Go over the entries below line by line, copying each one that contains the word "name".
○ ○ ○ ○ ○ ○ ○
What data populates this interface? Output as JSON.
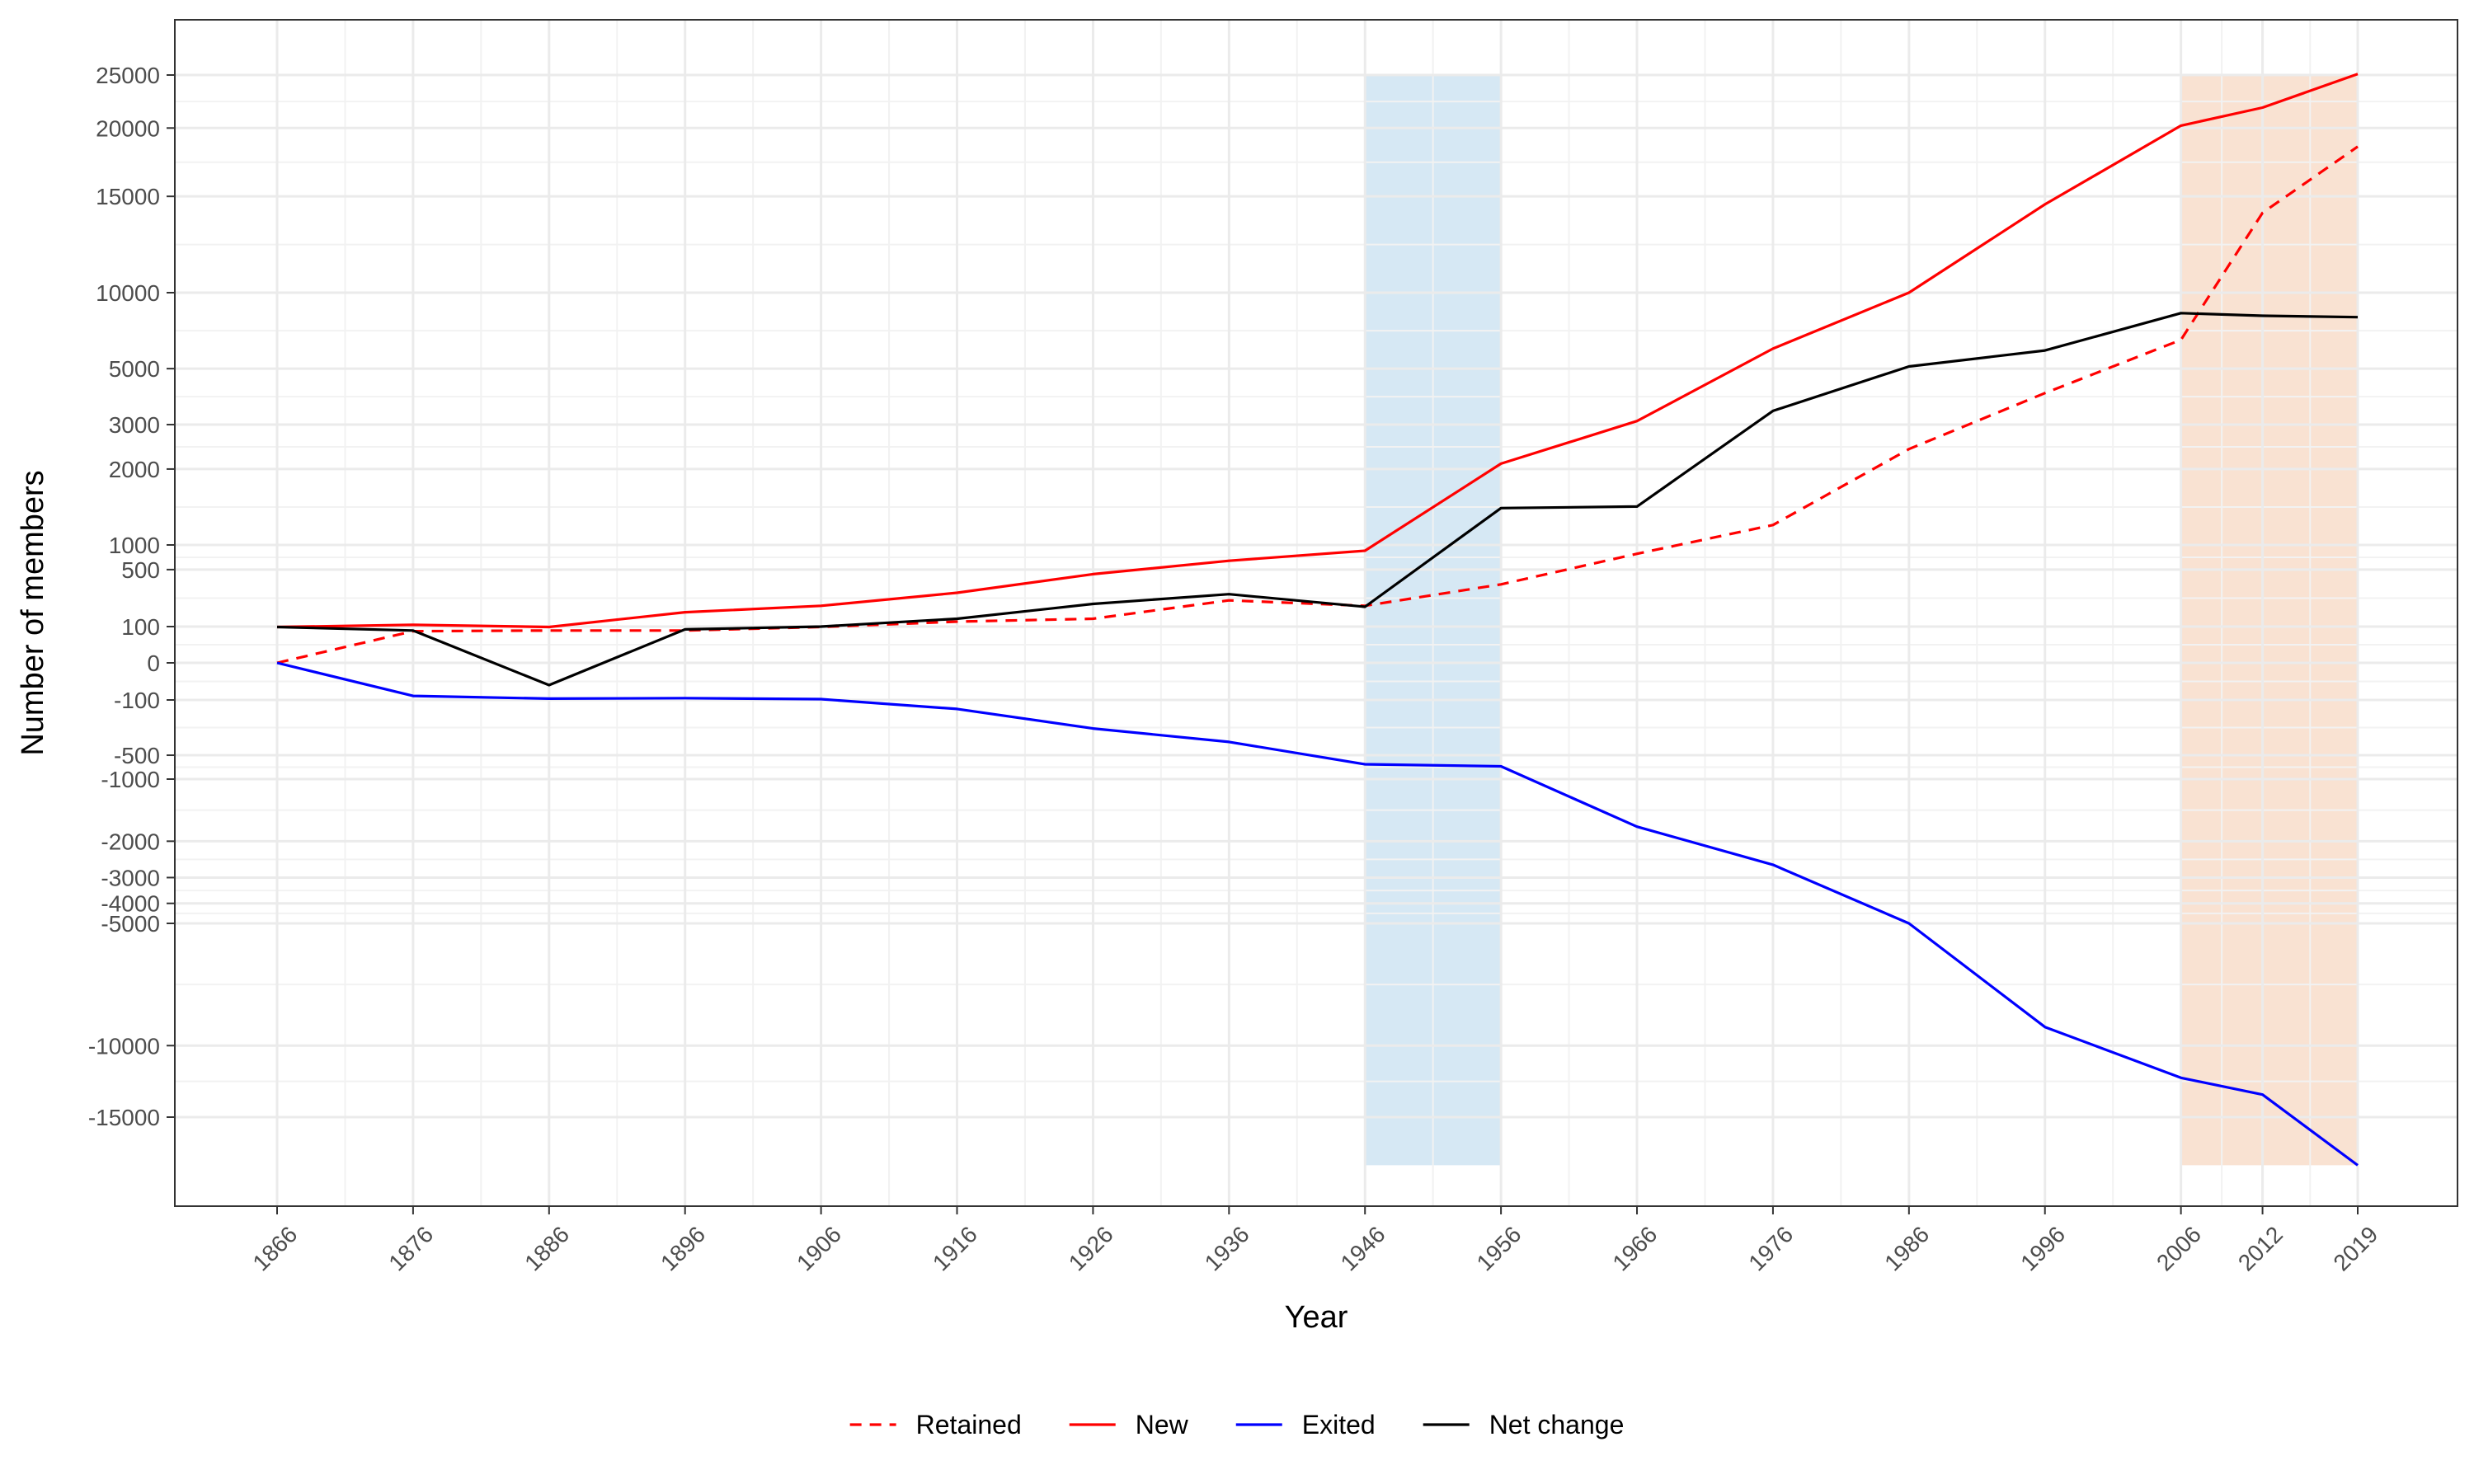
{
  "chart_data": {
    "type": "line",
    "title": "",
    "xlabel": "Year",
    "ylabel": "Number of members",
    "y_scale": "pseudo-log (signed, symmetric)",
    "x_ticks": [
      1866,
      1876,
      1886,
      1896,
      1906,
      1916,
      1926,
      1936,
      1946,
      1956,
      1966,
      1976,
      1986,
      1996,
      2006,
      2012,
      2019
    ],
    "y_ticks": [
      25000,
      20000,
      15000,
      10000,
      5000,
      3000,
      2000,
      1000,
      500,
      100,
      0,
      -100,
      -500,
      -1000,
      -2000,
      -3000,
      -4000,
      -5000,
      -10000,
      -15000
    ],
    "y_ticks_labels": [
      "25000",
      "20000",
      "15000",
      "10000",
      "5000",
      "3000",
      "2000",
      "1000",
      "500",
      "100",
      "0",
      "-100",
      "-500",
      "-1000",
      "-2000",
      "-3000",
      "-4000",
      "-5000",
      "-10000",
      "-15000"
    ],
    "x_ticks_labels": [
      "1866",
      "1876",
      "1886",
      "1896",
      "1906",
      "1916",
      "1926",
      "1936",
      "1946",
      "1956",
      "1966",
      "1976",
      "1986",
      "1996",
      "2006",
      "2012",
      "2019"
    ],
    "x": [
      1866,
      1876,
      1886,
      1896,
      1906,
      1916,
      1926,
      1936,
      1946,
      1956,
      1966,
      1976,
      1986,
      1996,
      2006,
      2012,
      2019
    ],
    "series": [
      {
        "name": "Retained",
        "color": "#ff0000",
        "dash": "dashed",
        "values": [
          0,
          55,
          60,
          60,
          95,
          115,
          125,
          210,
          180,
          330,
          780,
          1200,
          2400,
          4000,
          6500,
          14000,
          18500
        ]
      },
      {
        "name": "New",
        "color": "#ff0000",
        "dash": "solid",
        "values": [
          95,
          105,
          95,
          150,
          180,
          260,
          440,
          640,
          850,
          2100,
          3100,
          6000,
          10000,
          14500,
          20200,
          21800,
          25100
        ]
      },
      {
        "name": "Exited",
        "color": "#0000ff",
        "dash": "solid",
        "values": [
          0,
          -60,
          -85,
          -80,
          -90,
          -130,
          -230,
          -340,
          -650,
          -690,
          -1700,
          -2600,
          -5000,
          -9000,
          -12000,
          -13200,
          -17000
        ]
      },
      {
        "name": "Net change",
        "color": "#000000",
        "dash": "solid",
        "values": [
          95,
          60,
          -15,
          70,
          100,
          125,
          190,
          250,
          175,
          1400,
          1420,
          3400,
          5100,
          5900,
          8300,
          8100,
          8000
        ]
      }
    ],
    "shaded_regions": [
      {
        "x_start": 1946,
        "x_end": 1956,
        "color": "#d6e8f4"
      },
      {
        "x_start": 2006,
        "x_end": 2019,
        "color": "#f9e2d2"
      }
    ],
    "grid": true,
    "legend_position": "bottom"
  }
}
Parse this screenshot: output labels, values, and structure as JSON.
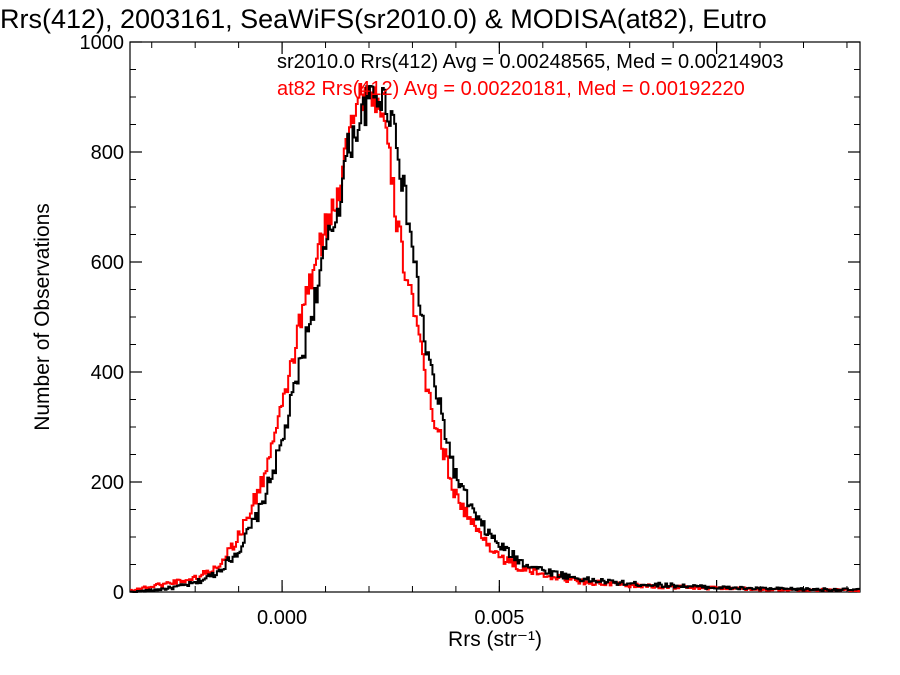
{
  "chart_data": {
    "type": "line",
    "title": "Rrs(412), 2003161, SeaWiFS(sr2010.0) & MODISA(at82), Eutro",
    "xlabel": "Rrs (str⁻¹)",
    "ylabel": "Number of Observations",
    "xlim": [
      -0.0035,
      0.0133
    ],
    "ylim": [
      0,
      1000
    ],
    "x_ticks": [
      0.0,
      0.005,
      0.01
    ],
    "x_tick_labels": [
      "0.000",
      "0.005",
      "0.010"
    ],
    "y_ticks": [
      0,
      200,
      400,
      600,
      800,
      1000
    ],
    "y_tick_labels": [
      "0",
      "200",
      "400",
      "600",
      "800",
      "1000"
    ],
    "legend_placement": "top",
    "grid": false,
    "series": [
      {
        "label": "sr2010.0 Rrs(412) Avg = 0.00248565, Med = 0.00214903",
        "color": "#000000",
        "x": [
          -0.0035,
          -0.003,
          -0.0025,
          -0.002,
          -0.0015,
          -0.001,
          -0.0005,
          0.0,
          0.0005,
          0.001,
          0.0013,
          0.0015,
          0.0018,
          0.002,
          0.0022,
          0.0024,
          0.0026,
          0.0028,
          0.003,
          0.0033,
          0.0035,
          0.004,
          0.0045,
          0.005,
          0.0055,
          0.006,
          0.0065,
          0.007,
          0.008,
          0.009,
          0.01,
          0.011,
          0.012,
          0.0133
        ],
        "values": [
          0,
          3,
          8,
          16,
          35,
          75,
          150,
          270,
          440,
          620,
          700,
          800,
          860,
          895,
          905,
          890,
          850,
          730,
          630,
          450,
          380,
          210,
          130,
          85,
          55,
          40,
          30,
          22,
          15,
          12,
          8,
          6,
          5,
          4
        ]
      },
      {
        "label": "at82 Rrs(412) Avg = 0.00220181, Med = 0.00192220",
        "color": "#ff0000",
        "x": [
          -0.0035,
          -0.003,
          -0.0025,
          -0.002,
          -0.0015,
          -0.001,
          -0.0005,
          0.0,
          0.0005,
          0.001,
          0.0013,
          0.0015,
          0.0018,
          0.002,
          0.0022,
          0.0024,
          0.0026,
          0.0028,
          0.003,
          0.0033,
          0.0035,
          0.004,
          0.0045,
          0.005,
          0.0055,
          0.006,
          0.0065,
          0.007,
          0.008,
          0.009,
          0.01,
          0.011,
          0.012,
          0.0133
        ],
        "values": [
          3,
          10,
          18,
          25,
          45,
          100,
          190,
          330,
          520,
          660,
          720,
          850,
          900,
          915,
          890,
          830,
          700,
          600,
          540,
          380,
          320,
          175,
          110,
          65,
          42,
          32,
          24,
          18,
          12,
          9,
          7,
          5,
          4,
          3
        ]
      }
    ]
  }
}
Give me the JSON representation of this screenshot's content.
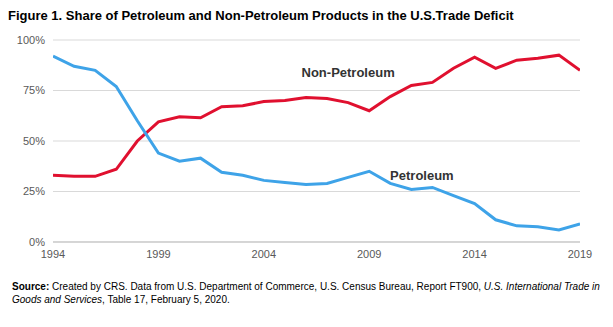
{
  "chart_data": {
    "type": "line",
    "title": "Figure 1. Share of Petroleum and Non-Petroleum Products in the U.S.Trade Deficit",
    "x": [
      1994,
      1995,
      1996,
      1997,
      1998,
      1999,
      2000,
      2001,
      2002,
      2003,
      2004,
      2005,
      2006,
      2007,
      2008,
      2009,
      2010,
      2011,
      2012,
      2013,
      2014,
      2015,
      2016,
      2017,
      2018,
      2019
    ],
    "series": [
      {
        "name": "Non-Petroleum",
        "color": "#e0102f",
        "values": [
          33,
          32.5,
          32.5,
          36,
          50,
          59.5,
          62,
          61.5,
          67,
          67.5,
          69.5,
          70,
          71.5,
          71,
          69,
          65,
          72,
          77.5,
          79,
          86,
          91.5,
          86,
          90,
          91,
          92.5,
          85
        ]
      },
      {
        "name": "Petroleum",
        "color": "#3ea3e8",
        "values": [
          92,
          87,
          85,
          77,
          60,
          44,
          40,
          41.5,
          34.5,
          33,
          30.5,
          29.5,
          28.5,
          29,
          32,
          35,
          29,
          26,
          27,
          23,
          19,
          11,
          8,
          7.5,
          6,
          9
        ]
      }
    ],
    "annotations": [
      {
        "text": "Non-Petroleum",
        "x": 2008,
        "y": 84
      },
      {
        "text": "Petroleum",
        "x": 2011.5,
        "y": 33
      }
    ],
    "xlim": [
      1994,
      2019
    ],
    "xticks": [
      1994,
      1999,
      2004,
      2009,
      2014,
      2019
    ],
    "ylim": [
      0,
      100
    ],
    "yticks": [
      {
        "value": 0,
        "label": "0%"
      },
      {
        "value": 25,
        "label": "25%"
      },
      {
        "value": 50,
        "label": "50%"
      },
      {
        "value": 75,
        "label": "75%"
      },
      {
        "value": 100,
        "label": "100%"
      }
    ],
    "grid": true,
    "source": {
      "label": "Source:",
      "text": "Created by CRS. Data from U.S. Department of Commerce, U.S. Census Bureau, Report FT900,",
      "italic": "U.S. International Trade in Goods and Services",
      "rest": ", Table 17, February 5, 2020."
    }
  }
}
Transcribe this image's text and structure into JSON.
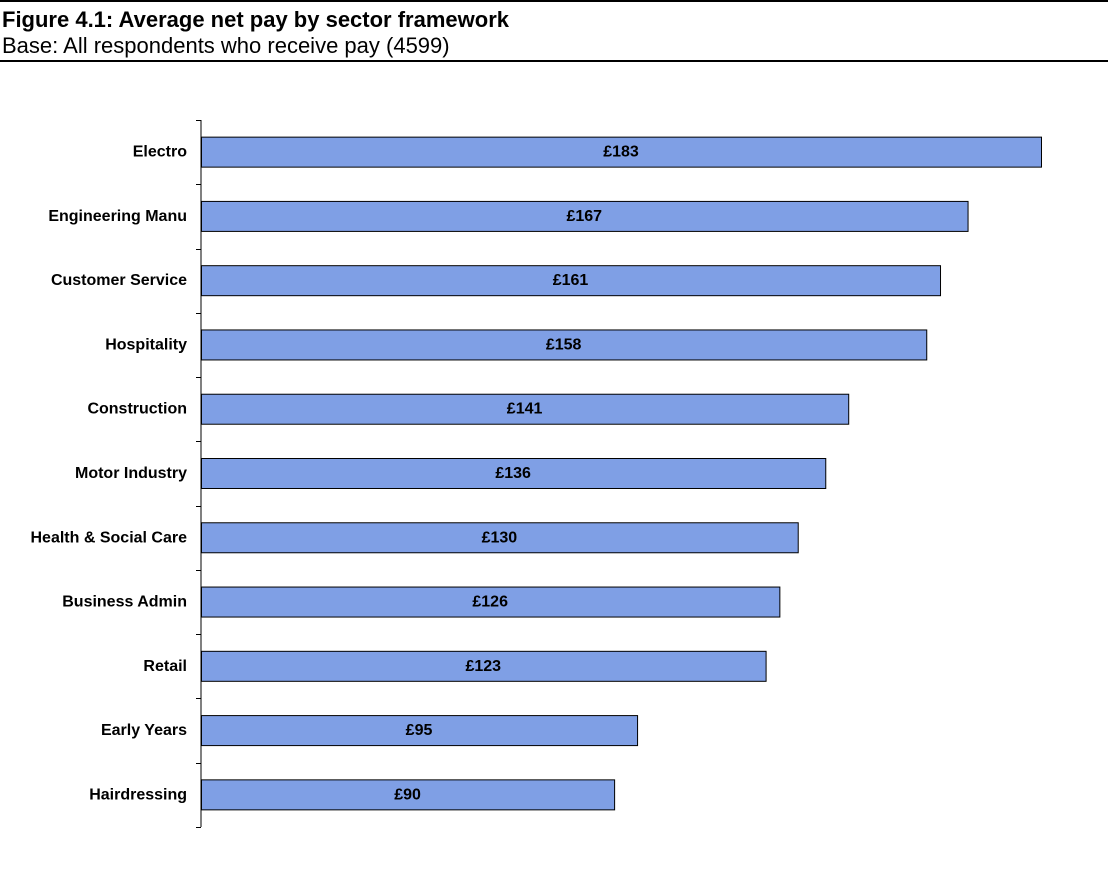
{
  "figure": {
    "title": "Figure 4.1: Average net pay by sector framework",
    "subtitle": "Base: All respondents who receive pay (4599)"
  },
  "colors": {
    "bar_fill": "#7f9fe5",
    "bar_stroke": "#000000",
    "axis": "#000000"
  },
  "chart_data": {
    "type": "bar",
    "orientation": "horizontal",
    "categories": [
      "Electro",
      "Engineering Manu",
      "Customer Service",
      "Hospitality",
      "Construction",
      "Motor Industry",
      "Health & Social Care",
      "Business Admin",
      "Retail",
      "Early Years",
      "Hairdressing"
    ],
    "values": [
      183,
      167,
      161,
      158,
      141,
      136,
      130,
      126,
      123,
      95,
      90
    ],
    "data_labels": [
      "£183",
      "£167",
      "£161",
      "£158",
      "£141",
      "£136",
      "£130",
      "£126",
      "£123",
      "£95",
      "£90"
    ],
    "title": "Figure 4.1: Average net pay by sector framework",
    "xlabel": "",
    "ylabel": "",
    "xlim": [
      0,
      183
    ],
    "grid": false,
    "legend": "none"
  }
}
○ ○ ○ ○ ○ ○ ○
*Output for this exercise:*
        "name": "Retained",
        "name": "New",
        "name": "Exited",
        "name": "Net change",
        "name": "Non-Petroleum",
        "name": "Petroleum",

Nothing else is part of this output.